RECORDS SHOWN
++++++++

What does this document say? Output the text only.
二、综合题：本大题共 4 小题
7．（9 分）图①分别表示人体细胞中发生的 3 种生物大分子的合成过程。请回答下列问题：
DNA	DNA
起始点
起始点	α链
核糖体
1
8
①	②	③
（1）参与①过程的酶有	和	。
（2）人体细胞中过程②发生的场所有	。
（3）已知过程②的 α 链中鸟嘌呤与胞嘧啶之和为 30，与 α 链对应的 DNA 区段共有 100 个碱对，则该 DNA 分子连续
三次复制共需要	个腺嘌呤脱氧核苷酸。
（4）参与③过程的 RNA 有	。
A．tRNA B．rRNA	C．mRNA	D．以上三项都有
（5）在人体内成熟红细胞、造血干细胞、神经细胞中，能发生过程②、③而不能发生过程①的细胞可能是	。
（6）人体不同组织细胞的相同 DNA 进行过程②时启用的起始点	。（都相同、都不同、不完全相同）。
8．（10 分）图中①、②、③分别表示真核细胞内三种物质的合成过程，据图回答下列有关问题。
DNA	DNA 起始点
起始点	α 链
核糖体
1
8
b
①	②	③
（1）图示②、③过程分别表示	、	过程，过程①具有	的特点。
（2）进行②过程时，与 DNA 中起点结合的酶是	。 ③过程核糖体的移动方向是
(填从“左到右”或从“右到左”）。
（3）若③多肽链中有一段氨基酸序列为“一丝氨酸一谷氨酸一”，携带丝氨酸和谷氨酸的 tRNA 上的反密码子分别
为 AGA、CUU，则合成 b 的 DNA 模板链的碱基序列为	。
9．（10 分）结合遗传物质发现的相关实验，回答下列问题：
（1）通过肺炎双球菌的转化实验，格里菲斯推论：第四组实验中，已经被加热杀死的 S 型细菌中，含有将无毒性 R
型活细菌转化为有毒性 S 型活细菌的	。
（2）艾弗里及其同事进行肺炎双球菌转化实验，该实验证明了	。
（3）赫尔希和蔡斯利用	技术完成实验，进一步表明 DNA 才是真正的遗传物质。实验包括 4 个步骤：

++++++++

For this exercise, all the data must be repeated exactly.

What does this document say? Output the text only.
二、综合题：本大题共 4 小题
7．（9 分）图①分别表示人体细胞中发生的 3 种生物大分子的合成过程。请回答下列问题：
DNA	DNA
起始点
起始点	α链
核糖体
1
8
①	②	③
（1）参与①过程的酶有	和	。
（2）人体细胞中过程②发生的场所有	。
（3）已知过程②的 α 链中鸟嘌呤与胞嘧啶之和为 30，与 α 链对应的 DNA 区段共有 100 个碱对，则该 DNA 分子连续
三次复制共需要	个腺嘌呤脱氧核苷酸。
（4）参与③过程的 RNA 有	。
A．tRNA B．rRNA	C．mRNA	D．以上三项都有
（5）在人体内成熟红细胞、造血干细胞、神经细胞中，能发生过程②、③而不能发生过程①的细胞可能是	。
（6）人体不同组织细胞的相同 DNA 进行过程②时启用的起始点	。（都相同、都不同、不完全相同）。
8．（10 分）图中①、②、③分别表示真核细胞内三种物质的合成过程，据图回答下列有关问题。
DNA	DNA 起始点
起始点	α 链
核糖体
1
8
b
①	②	③
（1）图示②、③过程分别表示	、	过程，过程①具有	的特点。
（2）进行②过程时，与 DNA 中起点结合的酶是	。 ③过程核糖体的移动方向是
(填从“左到右”或从“右到左”）。
（3）若③多肽链中有一段氨基酸序列为“一丝氨酸一谷氨酸一”，携带丝氨酸和谷氨酸的 tRNA 上的反密码子分别
为 AGA、CUU，则合成 b 的 DNA 模板链的碱基序列为	。
9．（10 分）结合遗传物质发现的相关实验，回答下列问题：
（1）通过肺炎双球菌的转化实验，格里菲斯推论：第四组实验中，已经被加热杀死的 S 型细菌中，含有将无毒性 R
型活细菌转化为有毒性 S 型活细菌的	。
（2）艾弗里及其同事进行肺炎双球菌转化实验，该实验证明了	。
（3）赫尔希和蔡斯利用	技术完成实验，进一步表明 DNA 才是真正的遗传物质。实验包括 4 个步骤：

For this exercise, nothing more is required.